I only treat (foodwise) for training anyway. I have never been of the mindset to make "treats" around my house for the humans for no reason, and likewise, I don't treat my dogs without a reason either. I prefer praise and affection instead of food and extra calories.


----------



## RikiDaisyDixie (Apr 15, 2008)

*feel the ribs...*

As long as I can feel the ribs, we are okay. When I cannot...I know that too many treats have been given or not enough running. I am not feeding my dogs only once a day with a small treat "snack" at night which is the second meal. This way they eat their food and I can clean up the dishes instead of them bringing their food across the room to eat it in small pieces which is yucky.


----------



## maryam187 (Jul 18, 2007)

My dogs get weighed whenever they go to the vet. I feel for their ribs on a daily basis while cuddling with them and I make sure the have a nice waistline (looking from above) when I bathe them.


----------



## January (Oct 23, 2008)

During healthy times, I weigh them once a week. During illnesses, I do it once a day.
January NJ


----------



## good buddy (Feb 20, 2007)

I check weights and measurements 2-3 times a year and just go by feel the rest of the time. If someone seems thin or has been ill I would weigh to check, but so far they are all doing fine. I recently checked them all and was pleased to see both girls have gained a pound each but measurements are smaller. They added muscle and I figured they would since they have a more active lifestyle than they did before coming here. :becky: 

I have a balance scale at home and get the REAL weight here. My vets scale hasn't always been accurate and that silly receptionist tried to tell me Chingy was a bit heavy at 10.4! I wonder how'd she'd feel to see her now at 11 pounds lol! She looks great, does well on a 2 mile walk and acts like a puppy!

Linda, even though your boy is likely full grown, he may still fill out a little over the next year.  Don't be surprised if he goes to 13 pounds or so!


----------



## mckennasedona (Feb 20, 2007)

I have one Hav who struggles with a weight problem. She's been as high as 19 lbs and as low as 16 lbs. The vet thinks that 17 lbs is as low as she should go. I don't overfeed her, at least I don't think I do. She gets 1/4 to 1/3 of a cup of food twice a day and all the dogs get one treat in the morning before I leave for work. I have probably chosen higher calorie foods by accident. I have her on Wellness Core right now and she's slimming down.


----------



## tuggersmom (Oct 16, 2008)

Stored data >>
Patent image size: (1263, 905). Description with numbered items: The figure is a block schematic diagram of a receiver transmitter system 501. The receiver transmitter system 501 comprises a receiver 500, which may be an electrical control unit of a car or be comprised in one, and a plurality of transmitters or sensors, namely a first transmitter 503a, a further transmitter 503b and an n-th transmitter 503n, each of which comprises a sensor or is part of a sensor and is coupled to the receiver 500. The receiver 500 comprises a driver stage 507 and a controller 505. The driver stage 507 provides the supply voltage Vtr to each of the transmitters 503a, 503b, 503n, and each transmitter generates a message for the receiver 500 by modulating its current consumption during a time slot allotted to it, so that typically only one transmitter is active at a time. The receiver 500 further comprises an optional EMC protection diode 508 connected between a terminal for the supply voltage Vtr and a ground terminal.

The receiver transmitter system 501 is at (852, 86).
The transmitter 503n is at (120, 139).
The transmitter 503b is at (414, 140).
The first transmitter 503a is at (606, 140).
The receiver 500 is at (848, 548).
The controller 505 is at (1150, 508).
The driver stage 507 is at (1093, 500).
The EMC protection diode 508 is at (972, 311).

Exercise description >>
Can you carry on the forum thread about keeping dogs at a healthy weight from the point where it stops? This data has no connection to the forum thread on keeping dogs at a healthy weight.

Answer to the exercise >>
princessp said:


> We weigh our dogs every once in a while, but I don't "monitor" it. They do the "free-feed" system and I think they are doing OK. They are both about 15 lbs.


We feed a measured 1/2 cup of dry food 2x a day, which is what the package says. We put it down for 1/2 hour and if Tugger doesn't eat if we take it away. 99% of the time now he eats it up. when he was a puppy he was a really bad eater. We went from mixing it with wet to hand feeding. Then we just stopped worrying and took the food away if he stopped eating.

We try to keep Tugger on the slim side as he really thinks he can fly off of anything. I am always worried that he will hurt his joints if he is over weight. They say that a dog is a good weight if you can feel the ribs when you run your hands over the chest so we go by that. He only gets weighed at the vet once a year.


----------



## Rita Nelson (Jul 13, 2009)

We have never weighed Tucker ourselves. The vet has of course. We check to see if we can feel his ribs and an indentation at the waist area. This is the way the vet said we could make sure he wasn't getting heavy or too thin.


----------



## Missy (Nov 6, 2006)

poor Cash! we do check their weights every time we go to the vets (every other month for Jas' AG's) mostly because of Cash...but my picky eater Jasper fell prey to my wanting to my jewish mother syndrome (eat! eat!) so he also had love handles. But now they are both pretty good. Jasper is excellent at 17.4 and Cash is doin pretty good at 22.4. I agree with feeding twice a day and a calculated amount treats (we budget in so many calories for treats.)


----------



## krandall (Jun 11, 2009)

Rita Nelson said:


> We have never weighed Tucker ourselves. The vet has of course. We check to see if we can feel his ribs and an indentation at the waist area. This is the way the vet said we could make sure he wasn't getting heavy or too thin.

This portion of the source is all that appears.